**REQUIRED TASK:** Reproduce all of the material word for word.

**DATA SHOWN:**
# # # #
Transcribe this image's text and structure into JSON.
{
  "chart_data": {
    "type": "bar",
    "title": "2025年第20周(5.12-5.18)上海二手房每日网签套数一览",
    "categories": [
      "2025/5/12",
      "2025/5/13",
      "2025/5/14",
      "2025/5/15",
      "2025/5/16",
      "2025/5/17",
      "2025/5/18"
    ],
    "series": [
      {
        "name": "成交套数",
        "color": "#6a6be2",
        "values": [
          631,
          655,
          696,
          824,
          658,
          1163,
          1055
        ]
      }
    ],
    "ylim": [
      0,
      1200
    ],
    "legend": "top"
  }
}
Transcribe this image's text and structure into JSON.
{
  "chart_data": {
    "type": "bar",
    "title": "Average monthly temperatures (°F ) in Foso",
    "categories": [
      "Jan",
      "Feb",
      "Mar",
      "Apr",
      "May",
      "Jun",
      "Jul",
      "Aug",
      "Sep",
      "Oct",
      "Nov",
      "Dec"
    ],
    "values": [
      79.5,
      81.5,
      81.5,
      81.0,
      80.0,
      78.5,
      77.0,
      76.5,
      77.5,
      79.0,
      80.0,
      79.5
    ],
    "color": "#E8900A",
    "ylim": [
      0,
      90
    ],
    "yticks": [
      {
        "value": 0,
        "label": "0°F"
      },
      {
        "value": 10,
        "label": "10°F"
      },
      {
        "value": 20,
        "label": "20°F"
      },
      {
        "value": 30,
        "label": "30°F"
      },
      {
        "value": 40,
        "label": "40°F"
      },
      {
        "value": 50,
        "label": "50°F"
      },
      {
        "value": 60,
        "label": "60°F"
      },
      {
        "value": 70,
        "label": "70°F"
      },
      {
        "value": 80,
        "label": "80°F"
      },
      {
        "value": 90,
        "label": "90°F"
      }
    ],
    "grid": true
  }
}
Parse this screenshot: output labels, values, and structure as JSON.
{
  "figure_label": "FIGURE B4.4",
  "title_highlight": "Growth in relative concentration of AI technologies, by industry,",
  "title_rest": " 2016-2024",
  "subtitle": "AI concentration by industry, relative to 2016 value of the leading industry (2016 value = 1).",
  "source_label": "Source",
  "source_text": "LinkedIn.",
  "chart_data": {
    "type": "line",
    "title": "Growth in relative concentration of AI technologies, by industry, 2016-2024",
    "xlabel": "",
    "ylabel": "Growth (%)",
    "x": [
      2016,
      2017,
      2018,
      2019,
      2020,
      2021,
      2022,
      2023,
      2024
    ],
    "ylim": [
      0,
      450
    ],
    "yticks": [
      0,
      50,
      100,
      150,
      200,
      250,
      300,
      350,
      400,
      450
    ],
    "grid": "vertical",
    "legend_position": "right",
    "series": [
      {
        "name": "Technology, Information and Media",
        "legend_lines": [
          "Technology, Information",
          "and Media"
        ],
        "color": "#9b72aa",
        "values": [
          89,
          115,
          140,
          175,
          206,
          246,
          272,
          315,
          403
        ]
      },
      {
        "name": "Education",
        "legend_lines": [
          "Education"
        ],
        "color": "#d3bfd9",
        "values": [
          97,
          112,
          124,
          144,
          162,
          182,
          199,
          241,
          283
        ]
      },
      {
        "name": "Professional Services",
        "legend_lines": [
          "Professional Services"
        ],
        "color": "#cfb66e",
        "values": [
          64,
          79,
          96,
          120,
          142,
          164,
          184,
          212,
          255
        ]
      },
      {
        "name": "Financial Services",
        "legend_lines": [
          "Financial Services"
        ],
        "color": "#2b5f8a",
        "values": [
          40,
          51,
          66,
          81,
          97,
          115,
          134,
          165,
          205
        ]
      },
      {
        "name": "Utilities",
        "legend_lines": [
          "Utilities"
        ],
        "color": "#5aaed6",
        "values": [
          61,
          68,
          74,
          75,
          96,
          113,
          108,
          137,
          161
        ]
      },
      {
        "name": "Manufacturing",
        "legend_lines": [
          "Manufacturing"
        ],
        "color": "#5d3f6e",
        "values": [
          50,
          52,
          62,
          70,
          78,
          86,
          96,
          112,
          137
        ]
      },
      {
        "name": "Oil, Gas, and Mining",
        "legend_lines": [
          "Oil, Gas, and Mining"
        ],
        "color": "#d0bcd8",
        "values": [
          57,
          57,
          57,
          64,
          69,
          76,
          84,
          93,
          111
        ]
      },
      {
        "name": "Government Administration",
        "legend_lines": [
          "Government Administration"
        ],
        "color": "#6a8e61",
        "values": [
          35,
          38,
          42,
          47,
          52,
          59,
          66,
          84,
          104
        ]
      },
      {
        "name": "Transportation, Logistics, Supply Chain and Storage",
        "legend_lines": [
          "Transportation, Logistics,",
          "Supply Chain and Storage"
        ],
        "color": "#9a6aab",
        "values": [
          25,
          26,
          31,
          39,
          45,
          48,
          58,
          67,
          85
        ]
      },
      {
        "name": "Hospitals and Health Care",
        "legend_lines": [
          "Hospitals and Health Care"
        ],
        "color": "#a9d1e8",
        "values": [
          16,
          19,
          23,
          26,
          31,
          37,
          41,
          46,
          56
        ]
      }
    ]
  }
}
# # # #
**RESPONSE TO THIS TASK:**
Transcribe this image's text and structure into JSON.
{
  "chart_data": {
    "type": "bar",
    "title": "2025年第20周(5.12-5.18)上海二手房每日网签套数一览",
    "categories": [
      "2025/5/12",
      "2025/5/13",
      "2025/5/14",
      "2025/5/15",
      "2025/5/16",
      "2025/5/17",
      "2025/5/18"
    ],
    "series": [
      {
        "name": "成交套数",
        "color": "#6a6be2",
        "values": [
          631,
          655,
          696,
          824,
          658,
          1163,
          1055
        ]
      }
    ],
    "ylim": [
      0,
      1200
    ],
    "legend": "top"
  }
}
Transcribe this image's text and structure into JSON.
{
  "chart_data": {
    "type": "bar",
    "title": "Average monthly temperatures (°F ) in Foso",
    "categories": [
      "Jan",
      "Feb",
      "Mar",
      "Apr",
      "May",
      "Jun",
      "Jul",
      "Aug",
      "Sep",
      "Oct",
      "Nov",
      "Dec"
    ],
    "values": [
      79.5,
      81.5,
      81.5,
      81.0,
      80.0,
      78.5,
      77.0,
      76.5,
      77.5,
      79.0,
      80.0,
      79.5
    ],
    "color": "#E8900A",
    "ylim": [
      0,
      90
    ],
    "yticks": [
      {
        "value": 0,
        "label": "0°F"
      },
      {
        "value": 10,
        "label": "10°F"
      },
      {
        "value": 20,
        "label": "20°F"
      },
      {
        "value": 30,
        "label": "30°F"
      },
      {
        "value": 40,
        "label": "40°F"
      },
      {
        "value": 50,
        "label": "50°F"
      },
      {
        "value": 60,
        "label": "60°F"
      },
      {
        "value": 70,
        "label": "70°F"
      },
      {
        "value": 80,
        "label": "80°F"
      },
      {
        "value": 90,
        "label": "90°F"
      }
    ],
    "grid": true
  }
}
Parse this screenshot: output labels, values, and structure as JSON.
{
  "figure_label": "FIGURE B4.4",
  "title_highlight": "Growth in relative concentration of AI technologies, by industry,",
  "title_rest": " 2016-2024",
  "subtitle": "AI concentration by industry, relative to 2016 value of the leading industry (2016 value = 1).",
  "source_label": "Source",
  "source_text": "LinkedIn.",
  "chart_data": {
    "type": "line",
    "title": "Growth in relative concentration of AI technologies, by industry, 2016-2024",
    "xlabel": "",
    "ylabel": "Growth (%)",
    "x": [
      2016,
      2017,
      2018,
      2019,
      2020,
      2021,
      2022,
      2023,
      2024
    ],
    "ylim": [
      0,
      450
    ],
    "yticks": [
      0,
      50,
      100,
      150,
      200,
      250,
      300,
      350,
      400,
      450
    ],
    "grid": "vertical",
    "legend_position": "right",
    "series": [
      {
        "name": "Technology, Information and Media",
        "legend_lines": [
          "Technology, Information",
          "and Media"
        ],
        "color": "#9b72aa",
        "values": [
          89,
          115,
          140,
          175,
          206,
          246,
          272,
          315,
          403
        ]
      },
      {
        "name": "Education",
        "legend_lines": [
          "Education"
        ],
        "color": "#d3bfd9",
        "values": [
          97,
          112,
          124,
          144,
          162,
          182,
          199,
          241,
          283
        ]
      },
      {
        "name": "Professional Services",
        "legend_lines": [
          "Professional Services"
        ],
        "color": "#cfb66e",
        "values": [
          64,
          79,
          96,
          120,
          142,
          164,
          184,
          212,
          255
        ]
      },
      {
        "name": "Financial Services",
        "legend_lines": [
          "Financial Services"
        ],
        "color": "#2b5f8a",
        "values": [
          40,
          51,
          66,
          81,
          97,
          115,
          134,
          165,
          205
        ]
      },
      {
        "name": "Utilities",
        "legend_lines": [
          "Utilities"
        ],
        "color": "#5aaed6",
        "values": [
          61,
          68,
          74,
          75,
          96,
          113,
          108,
          137,
          161
        ]
      },
      {
        "name": "Manufacturing",
        "legend_lines": [
          "Manufacturing"
        ],
        "color": "#5d3f6e",
        "values": [
          50,
          52,
          62,
          70,
          78,
          86,
          96,
          112,
          137
        ]
      },
      {
        "name": "Oil, Gas, and Mining",
        "legend_lines": [
          "Oil, Gas, and Mining"
        ],
        "color": "#d0bcd8",
        "values": [
          57,
          57,
          57,
          64,
          69,
          76,
          84,
          93,
          111
        ]
      },
      {
        "name": "Government Administration",
        "legend_lines": [
          "Government Administration"
        ],
        "color": "#6a8e61",
        "values": [
          35,
          38,
          42,
          47,
          52,
          59,
          66,
          84,
          104
        ]
      },
      {
        "name": "Transportation, Logistics, Supply Chain and Storage",
        "legend_lines": [
          "Transportation, Logistics,",
          "Supply Chain and Storage"
        ],
        "color": "#9a6aab",
        "values": [
          25,
          26,
          31,
          39,
          45,
          48,
          58,
          67,
          85
        ]
      },
      {
        "name": "Hospitals and Health Care",
        "legend_lines": [
          "Hospitals and Health Care"
        ],
        "color": "#a9d1e8",
        "values": [
          16,
          19,
          23,
          26,
          31,
          37,
          41,
          46,
          56
        ]
      }
    ]
  }
}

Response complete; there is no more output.